*Given entries*.
— begin —
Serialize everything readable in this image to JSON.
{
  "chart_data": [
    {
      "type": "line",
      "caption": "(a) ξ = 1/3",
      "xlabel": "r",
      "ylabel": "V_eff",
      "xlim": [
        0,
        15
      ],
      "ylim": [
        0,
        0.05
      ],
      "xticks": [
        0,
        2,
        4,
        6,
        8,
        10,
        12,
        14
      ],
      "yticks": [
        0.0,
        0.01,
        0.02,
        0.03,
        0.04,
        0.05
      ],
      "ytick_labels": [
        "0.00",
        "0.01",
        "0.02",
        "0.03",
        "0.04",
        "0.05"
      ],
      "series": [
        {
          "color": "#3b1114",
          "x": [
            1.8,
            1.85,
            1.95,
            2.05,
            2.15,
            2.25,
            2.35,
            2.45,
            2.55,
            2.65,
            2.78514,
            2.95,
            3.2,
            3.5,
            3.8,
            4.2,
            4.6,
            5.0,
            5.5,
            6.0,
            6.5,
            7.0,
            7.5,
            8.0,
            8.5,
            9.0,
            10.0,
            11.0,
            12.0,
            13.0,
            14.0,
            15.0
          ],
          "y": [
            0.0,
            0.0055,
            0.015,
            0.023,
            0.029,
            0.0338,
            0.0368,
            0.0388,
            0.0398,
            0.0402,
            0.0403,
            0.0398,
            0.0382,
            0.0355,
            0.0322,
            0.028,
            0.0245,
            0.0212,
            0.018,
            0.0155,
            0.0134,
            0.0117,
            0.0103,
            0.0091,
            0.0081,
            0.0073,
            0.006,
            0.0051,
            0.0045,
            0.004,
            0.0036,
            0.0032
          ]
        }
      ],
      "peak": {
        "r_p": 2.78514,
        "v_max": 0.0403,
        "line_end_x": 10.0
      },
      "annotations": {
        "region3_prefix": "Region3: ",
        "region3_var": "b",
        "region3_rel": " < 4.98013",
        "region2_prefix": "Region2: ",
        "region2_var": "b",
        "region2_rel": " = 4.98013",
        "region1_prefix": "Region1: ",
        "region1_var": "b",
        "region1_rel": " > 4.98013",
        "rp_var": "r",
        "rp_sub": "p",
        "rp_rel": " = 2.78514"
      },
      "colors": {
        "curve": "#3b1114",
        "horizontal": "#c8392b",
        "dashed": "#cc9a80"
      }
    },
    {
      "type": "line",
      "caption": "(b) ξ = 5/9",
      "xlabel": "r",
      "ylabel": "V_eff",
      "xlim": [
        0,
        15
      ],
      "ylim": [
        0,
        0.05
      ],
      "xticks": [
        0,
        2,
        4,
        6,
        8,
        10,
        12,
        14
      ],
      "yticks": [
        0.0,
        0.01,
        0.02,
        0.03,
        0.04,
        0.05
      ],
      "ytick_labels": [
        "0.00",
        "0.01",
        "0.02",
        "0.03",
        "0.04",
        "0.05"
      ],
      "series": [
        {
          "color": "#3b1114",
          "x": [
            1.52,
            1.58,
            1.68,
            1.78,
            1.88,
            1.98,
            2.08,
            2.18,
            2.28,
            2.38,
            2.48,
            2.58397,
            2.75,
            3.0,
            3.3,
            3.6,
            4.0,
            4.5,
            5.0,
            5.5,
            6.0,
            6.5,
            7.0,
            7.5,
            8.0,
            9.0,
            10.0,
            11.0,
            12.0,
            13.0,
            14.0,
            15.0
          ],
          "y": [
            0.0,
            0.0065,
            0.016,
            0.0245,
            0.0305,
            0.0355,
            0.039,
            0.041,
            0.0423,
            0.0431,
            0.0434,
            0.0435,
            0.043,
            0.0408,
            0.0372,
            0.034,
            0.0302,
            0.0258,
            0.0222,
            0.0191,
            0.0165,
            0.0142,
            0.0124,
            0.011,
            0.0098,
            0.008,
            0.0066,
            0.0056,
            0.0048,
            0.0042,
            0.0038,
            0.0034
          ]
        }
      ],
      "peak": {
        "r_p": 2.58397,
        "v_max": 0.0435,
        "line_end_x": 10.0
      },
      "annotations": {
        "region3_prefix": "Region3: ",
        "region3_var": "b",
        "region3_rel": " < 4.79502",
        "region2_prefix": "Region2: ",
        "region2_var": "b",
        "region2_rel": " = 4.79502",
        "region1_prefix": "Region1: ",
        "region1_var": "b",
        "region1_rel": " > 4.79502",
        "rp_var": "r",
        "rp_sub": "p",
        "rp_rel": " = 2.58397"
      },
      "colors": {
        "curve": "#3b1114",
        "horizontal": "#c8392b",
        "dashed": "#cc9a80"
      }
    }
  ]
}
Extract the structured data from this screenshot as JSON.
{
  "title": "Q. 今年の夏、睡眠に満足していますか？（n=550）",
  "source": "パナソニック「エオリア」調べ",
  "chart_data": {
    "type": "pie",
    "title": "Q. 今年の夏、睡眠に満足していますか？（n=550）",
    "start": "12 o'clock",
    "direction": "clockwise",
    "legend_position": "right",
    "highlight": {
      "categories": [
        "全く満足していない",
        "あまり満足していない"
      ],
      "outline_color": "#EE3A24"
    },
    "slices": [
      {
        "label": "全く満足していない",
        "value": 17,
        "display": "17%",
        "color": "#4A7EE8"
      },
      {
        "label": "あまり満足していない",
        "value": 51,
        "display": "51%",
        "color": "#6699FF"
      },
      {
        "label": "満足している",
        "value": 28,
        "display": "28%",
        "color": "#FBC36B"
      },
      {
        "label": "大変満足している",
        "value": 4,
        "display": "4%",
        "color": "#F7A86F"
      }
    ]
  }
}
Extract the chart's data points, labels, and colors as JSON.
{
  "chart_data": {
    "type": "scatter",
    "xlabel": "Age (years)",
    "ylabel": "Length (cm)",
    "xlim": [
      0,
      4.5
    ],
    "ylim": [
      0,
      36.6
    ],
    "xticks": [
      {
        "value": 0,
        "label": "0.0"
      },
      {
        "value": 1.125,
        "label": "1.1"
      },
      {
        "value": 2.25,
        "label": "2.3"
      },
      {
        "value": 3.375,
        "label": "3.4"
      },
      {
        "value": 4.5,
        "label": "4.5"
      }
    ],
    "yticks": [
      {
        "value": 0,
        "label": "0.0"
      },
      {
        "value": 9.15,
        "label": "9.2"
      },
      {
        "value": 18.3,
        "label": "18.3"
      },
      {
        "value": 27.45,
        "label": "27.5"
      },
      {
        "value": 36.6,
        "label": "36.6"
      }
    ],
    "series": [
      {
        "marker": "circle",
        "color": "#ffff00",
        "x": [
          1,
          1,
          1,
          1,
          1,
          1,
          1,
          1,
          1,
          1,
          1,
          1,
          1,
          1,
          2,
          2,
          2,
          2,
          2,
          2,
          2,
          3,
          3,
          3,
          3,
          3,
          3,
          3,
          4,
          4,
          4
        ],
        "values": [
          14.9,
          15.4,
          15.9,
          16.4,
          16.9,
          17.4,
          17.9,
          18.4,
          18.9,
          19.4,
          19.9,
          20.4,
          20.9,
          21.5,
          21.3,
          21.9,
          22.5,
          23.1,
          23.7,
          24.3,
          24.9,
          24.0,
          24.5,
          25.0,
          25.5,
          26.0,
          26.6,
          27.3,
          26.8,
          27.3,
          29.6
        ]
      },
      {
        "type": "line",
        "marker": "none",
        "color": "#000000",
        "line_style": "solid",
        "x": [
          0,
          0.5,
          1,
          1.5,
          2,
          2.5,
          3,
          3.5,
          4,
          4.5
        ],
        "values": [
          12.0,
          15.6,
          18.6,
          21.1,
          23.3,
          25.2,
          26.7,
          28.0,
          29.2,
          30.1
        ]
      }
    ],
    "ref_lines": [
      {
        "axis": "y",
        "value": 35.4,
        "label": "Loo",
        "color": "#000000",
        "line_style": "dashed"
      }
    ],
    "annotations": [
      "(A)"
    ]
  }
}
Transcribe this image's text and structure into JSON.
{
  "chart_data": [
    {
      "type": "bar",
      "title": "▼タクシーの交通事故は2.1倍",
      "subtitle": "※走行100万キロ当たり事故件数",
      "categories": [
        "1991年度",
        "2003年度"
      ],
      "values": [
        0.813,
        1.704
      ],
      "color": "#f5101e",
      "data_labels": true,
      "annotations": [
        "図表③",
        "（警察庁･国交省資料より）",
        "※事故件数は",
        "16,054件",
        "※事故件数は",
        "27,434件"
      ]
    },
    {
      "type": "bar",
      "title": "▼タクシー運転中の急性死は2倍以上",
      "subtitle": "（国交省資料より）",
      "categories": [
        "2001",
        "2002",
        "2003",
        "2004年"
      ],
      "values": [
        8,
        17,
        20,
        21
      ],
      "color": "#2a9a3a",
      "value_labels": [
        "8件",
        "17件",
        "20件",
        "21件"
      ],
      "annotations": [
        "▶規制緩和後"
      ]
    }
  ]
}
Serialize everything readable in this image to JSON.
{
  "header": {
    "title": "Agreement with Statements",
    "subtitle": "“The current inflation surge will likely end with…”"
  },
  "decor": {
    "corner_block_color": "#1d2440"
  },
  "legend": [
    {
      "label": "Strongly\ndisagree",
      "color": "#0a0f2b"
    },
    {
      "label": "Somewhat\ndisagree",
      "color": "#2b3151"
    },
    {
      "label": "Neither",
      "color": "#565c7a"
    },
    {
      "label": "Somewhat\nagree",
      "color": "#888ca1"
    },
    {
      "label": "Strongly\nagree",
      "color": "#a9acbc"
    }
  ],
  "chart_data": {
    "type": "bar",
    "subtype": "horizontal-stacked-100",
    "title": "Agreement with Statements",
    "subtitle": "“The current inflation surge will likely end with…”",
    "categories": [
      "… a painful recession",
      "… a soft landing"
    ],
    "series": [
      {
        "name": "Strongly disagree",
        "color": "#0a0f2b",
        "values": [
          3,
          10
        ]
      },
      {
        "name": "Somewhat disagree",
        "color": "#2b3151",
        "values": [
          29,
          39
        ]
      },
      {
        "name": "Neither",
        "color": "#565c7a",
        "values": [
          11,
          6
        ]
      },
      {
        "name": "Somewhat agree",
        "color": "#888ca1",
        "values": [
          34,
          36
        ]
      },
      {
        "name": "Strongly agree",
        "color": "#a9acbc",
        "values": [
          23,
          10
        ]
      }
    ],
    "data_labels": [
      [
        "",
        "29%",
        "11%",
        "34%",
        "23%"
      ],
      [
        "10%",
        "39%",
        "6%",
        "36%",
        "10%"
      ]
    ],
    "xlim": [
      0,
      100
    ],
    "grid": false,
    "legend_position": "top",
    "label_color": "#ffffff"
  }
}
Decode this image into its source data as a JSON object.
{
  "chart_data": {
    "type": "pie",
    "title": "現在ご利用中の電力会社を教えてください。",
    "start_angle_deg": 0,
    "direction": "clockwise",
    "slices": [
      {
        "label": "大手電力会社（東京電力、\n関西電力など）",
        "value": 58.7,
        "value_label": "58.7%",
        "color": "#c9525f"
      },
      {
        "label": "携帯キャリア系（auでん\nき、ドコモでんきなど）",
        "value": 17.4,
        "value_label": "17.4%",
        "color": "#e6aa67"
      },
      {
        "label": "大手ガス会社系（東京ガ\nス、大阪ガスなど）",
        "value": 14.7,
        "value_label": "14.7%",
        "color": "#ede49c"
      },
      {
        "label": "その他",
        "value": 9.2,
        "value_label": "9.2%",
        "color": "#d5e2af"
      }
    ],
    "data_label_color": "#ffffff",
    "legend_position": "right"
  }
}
— end —
*Aim of the exercise*. Answer only with how many lines in the records include "ffffff".

*Task response*. 2